- _TASK STATEMENT_
Omit every picture and output the rest of the records exactly as they are.

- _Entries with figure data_
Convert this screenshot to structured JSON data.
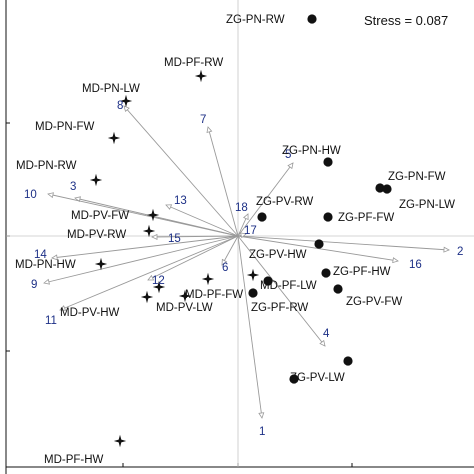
{
  "chart_data": {
    "type": "scatter",
    "title": "",
    "xlabel": "",
    "ylabel": "",
    "xlim": [
      0,
      474
    ],
    "ylim": [
      474,
      0
    ],
    "stress_label": "Stress = 0.087",
    "colors": {
      "axis": "#111111",
      "vector": "#9a9a9a",
      "vector_label": "#1c2f86",
      "zg_marker": "#111111",
      "md_marker": "#111111"
    },
    "points": [
      {
        "id": "zg-pn-rw",
        "label": "ZG-PN-RW",
        "group": "ZG",
        "x": 312,
        "y": 19
      },
      {
        "id": "zg-pn-hw",
        "label": "ZG-PN-HW",
        "group": "ZG",
        "x": 328,
        "y": 162
      },
      {
        "id": "zg-pn-fw",
        "label": "ZG-PN-FW",
        "group": "ZG",
        "x": 380,
        "y": 188
      },
      {
        "id": "zg-pn-lw",
        "label": "ZG-PN-LW",
        "group": "ZG",
        "x": 387,
        "y": 189
      },
      {
        "id": "zg-pv-rw",
        "label": "ZG-PV-RW",
        "group": "ZG",
        "x": 262,
        "y": 217
      },
      {
        "id": "zg-pf-fw",
        "label": "ZG-PF-FW",
        "group": "ZG",
        "x": 328,
        "y": 217
      },
      {
        "id": "zg-pv-hw",
        "label": "ZG-PV-HW",
        "group": "ZG",
        "x": 319,
        "y": 244
      },
      {
        "id": "zg-pf-hw",
        "label": "ZG-PF-HW",
        "group": "ZG",
        "x": 326,
        "y": 273
      },
      {
        "id": "md-pf-lw",
        "label": "MD-PF-LW",
        "group": "ZG",
        "x": 268,
        "y": 281
      },
      {
        "id": "zg-pv-fw",
        "label": "ZG-PV-FW",
        "group": "ZG",
        "x": 338,
        "y": 289
      },
      {
        "id": "zg-pf-rw",
        "label": "ZG-PF-RW",
        "group": "ZG",
        "x": 253,
        "y": 293
      },
      {
        "id": "zg-pv-lw-a",
        "label": "",
        "group": "ZG",
        "x": 348,
        "y": 361
      },
      {
        "id": "zg-pv-lw",
        "label": "ZG-PV-LW",
        "group": "ZG",
        "x": 294,
        "y": 379
      },
      {
        "id": "md-pf-rw",
        "label": "MD-PF-RW",
        "group": "MD",
        "x": 201,
        "y": 76
      },
      {
        "id": "md-pn-lw",
        "label": "MD-PN-LW",
        "group": "MD",
        "x": 126,
        "y": 101
      },
      {
        "id": "md-pn-fw",
        "label": "MD-PN-FW",
        "group": "MD",
        "x": 114,
        "y": 138
      },
      {
        "id": "md-pn-rw",
        "label": "MD-PN-RW",
        "group": "MD",
        "x": 96,
        "y": 180
      },
      {
        "id": "md-pv-fw",
        "label": "MD-PV-FW",
        "group": "MD",
        "x": 153,
        "y": 215
      },
      {
        "id": "md-pv-rw",
        "label": "MD-PV-RW",
        "group": "MD",
        "x": 149,
        "y": 231
      },
      {
        "id": "md-pn-hw",
        "label": "MD-PN-HW",
        "group": "MD",
        "x": 101,
        "y": 264
      },
      {
        "id": "md-pv-hw",
        "label": "MD-PV-HW",
        "group": "MD",
        "x": 147,
        "y": 297
      },
      {
        "id": "md-pv-lw",
        "label": "MD-PV-LW",
        "group": "MD",
        "x": 159,
        "y": 287
      },
      {
        "id": "md-pf-fw",
        "label": "MD-PF-FW",
        "group": "MD",
        "x": 208,
        "y": 279
      },
      {
        "id": "md-pf-fw-b",
        "label": "",
        "group": "MD",
        "x": 185,
        "y": 296
      },
      {
        "id": "md-pf-lw-star",
        "label": "",
        "group": "MD",
        "x": 253,
        "y": 275
      },
      {
        "id": "md-pf-hw",
        "label": "MD-PF-HW",
        "group": "MD",
        "x": 120,
        "y": 441
      }
    ],
    "vectors": [
      {
        "label": "1",
        "x": 262,
        "y": 418
      },
      {
        "label": "2",
        "x": 449,
        "y": 250
      },
      {
        "label": "3",
        "x": 75,
        "y": 198
      },
      {
        "label": "4",
        "x": 325,
        "y": 346
      },
      {
        "label": "5",
        "x": 293,
        "y": 163
      },
      {
        "label": "6",
        "x": 222,
        "y": 265
      },
      {
        "label": "7",
        "x": 208,
        "y": 127
      },
      {
        "label": "8",
        "x": 124,
        "y": 106
      },
      {
        "label": "9",
        "x": 44,
        "y": 283
      },
      {
        "label": "10",
        "x": 48,
        "y": 194
      },
      {
        "label": "11",
        "x": 60,
        "y": 310
      },
      {
        "label": "12",
        "x": 148,
        "y": 280
      },
      {
        "label": "13",
        "x": 166,
        "y": 205
      },
      {
        "label": "14",
        "x": 52,
        "y": 258
      },
      {
        "label": "15",
        "x": 152,
        "y": 237
      },
      {
        "label": "16",
        "x": 398,
        "y": 261
      },
      {
        "label": "17",
        "x": 246,
        "y": 234
      },
      {
        "label": "18",
        "x": 248,
        "y": 214
      }
    ]
  }
}
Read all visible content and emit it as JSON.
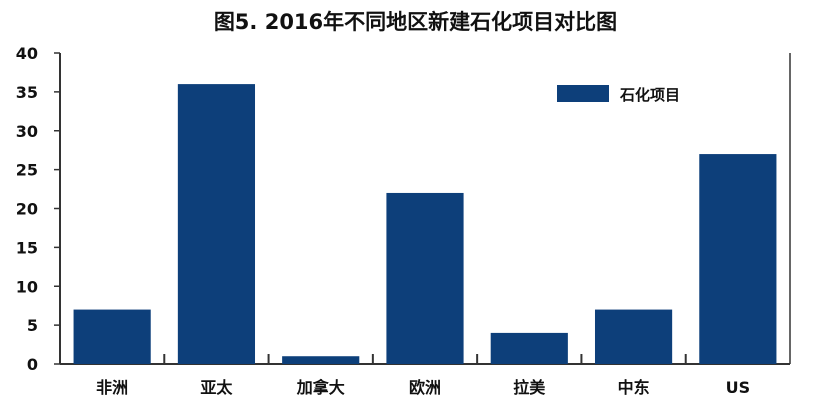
{
  "chart_data": {
    "type": "bar",
    "title": "图5. 2016年不同地区新建石化项目对比图",
    "categories": [
      "非洲",
      "亚太",
      "加拿大",
      "欧洲",
      "拉美",
      "中东",
      "US"
    ],
    "series": [
      {
        "name": "石化项目",
        "values": [
          7,
          36,
          1,
          22,
          4,
          7,
          27
        ]
      }
    ],
    "ylim": [
      0,
      40
    ],
    "yticks": [
      0,
      5,
      10,
      15,
      20,
      25,
      30,
      35,
      40
    ],
    "xlabel": "",
    "ylabel": "",
    "grid": false,
    "legend_position": "top-right",
    "colors": {
      "bar": "#0d3f7a",
      "axis": "#333333"
    }
  }
}
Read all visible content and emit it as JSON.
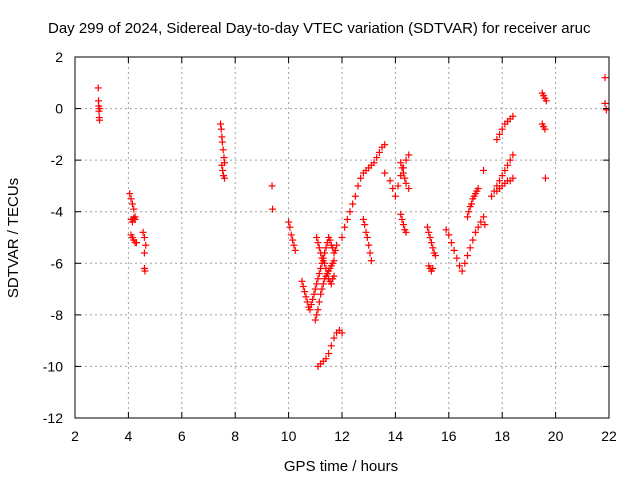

- _RESPONSE BELOW_
Convert this screenshot to structured JSON data.
{
  "chart_data": {
    "type": "scatter",
    "title": "",
    "xlabel": "",
    "ylabel": "",
    "xlim": [
      0,
      474
    ],
    "ylim": [
      474,
      0
    ],
    "stress_label": "Stress = 0.087",
    "colors": {
      "axis": "#111111",
      "vector": "#9a9a9a",
      "vector_label": "#1c2f86",
      "zg_marker": "#111111",
      "md_marker": "#111111"
    },
    "points": [
      {
        "id": "zg-pn-rw",
        "label": "ZG-PN-RW",
        "group": "ZG",
        "x": 312,
        "y": 19
      },
      {
        "id": "zg-pn-hw",
        "label": "ZG-PN-HW",
        "group": "ZG",
        "x": 328,
        "y": 162
      },
      {
        "id": "zg-pn-fw",
        "label": "ZG-PN-FW",
        "group": "ZG",
        "x": 380,
        "y": 188
      },
      {
        "id": "zg-pn-lw",
        "label": "ZG-PN-LW",
        "group": "ZG",
        "x": 387,
        "y": 189
      },
      {
        "id": "zg-pv-rw",
        "label": "ZG-PV-RW",
        "group": "ZG",
        "x": 262,
        "y": 217
      },
      {
        "id": "zg-pf-fw",
        "label": "ZG-PF-FW",
        "group": "ZG",
        "x": 328,
        "y": 217
      },
      {
        "id": "zg-pv-hw",
        "label": "ZG-PV-HW",
        "group": "ZG",
        "x": 319,
        "y": 244
      },
      {
        "id": "zg-pf-hw",
        "label": "ZG-PF-HW",
        "group": "ZG",
        "x": 326,
        "y": 273
      },
      {
        "id": "md-pf-lw",
        "label": "MD-PF-LW",
        "group": "ZG",
        "x": 268,
        "y": 281
      },
      {
        "id": "zg-pv-fw",
        "label": "ZG-PV-FW",
        "group": "ZG",
        "x": 338,
        "y": 289
      },
      {
        "id": "zg-pf-rw",
        "label": "ZG-PF-RW",
        "group": "ZG",
        "x": 253,
        "y": 293
      },
      {
        "id": "zg-pv-lw-a",
        "label": "",
        "group": "ZG",
        "x": 348,
        "y": 361
      },
      {
        "id": "zg-pv-lw",
        "label": "ZG-PV-LW",
        "group": "ZG",
        "x": 294,
        "y": 379
      },
      {
        "id": "md-pf-rw",
        "label": "MD-PF-RW",
        "group": "MD",
        "x": 201,
        "y": 76
      },
      {
        "id": "md-pn-lw",
        "label": "MD-PN-LW",
        "group": "MD",
        "x": 126,
        "y": 101
      },
      {
        "id": "md-pn-fw",
        "label": "MD-PN-FW",
        "group": "MD",
        "x": 114,
        "y": 138
      },
      {
        "id": "md-pn-rw",
        "label": "MD-PN-RW",
        "group": "MD",
        "x": 96,
        "y": 180
      },
      {
        "id": "md-pv-fw",
        "label": "MD-PV-FW",
        "group": "MD",
        "x": 153,
        "y": 215
      },
      {
        "id": "md-pv-rw",
        "label": "MD-PV-RW",
        "group": "MD",
        "x": 149,
        "y": 231
      },
      {
        "id": "md-pn-hw",
        "label": "MD-PN-HW",
        "group": "MD",
        "x": 101,
        "y": 264
      },
      {
        "id": "md-pv-hw",
        "label": "MD-PV-HW",
        "group": "MD",
        "x": 147,
        "y": 297
      },
      {
        "id": "md-pv-lw",
        "label": "MD-PV-LW",
        "group": "MD",
        "x": 159,
        "y": 287
      },
      {
        "id": "md-pf-fw",
        "label": "MD-PF-FW",
        "group": "MD",
        "x": 208,
        "y": 279
      },
      {
        "id": "md-pf-fw-b",
        "label": "",
        "group": "MD",
        "x": 185,
        "y": 296
      },
      {
        "id": "md-pf-lw-star",
        "label": "",
        "group": "MD",
        "x": 253,
        "y": 275
      },
      {
        "id": "md-pf-hw",
        "label": "MD-PF-HW",
        "group": "MD",
        "x": 120,
        "y": 441
      }
    ],
    "vectors": [
      {
        "label": "1",
        "x": 262,
        "y": 418
      },
      {
        "label": "2",
        "x": 449,
        "y": 250
      },
      {
        "label": "3",
        "x": 75,
        "y": 198
      },
      {
        "label": "4",
        "x": 325,
        "y": 346
      },
      {
        "label": "5",
        "x": 293,
        "y": 163
      },
      {
        "label": "6",
        "x": 222,
        "y": 265
      },
      {
        "label": "7",
        "x": 208,
        "y": 127
      },
      {
        "label": "8",
        "x": 124,
        "y": 106
      },
      {
        "label": "9",
        "x": 44,
        "y": 283
      },
      {
        "label": "10",
        "x": 48,
        "y": 194
      },
      {
        "label": "11",
        "x": 60,
        "y": 310
      },
      {
        "label": "12",
        "x": 148,
        "y": 280
      },
      {
        "label": "13",
        "x": 166,
        "y": 205
      },
      {
        "label": "14",
        "x": 52,
        "y": 258
      },
      {
        "label": "15",
        "x": 152,
        "y": 237
      },
      {
        "label": "16",
        "x": 398,
        "y": 261
      },
      {
        "label": "17",
        "x": 246,
        "y": 234
      },
      {
        "label": "18",
        "x": 248,
        "y": 214
      }
    ]
  }
}
Read all visible content and emit it as JSON.
{
  "chart_data": {
    "type": "bar",
    "title": "图5. 2016年不同地区新建石化项目对比图",
    "categories": [
      "非洲",
      "亚太",
      "加拿大",
      "欧洲",
      "拉美",
      "中东",
      "US"
    ],
    "series": [
      {
        "name": "石化项目",
        "values": [
          7,
          36,
          1,
          22,
          4,
          7,
          27
        ]
      }
    ],
    "ylim": [
      0,
      40
    ],
    "yticks": [
      0,
      5,
      10,
      15,
      20,
      25,
      30,
      35,
      40
    ],
    "xlabel": "",
    "ylabel": "",
    "grid": false,
    "legend_position": "top-right",
    "colors": {
      "bar": "#0d3f7a",
      "axis": "#333333"
    }
  }
}
Read all visible content and emit it as JSON.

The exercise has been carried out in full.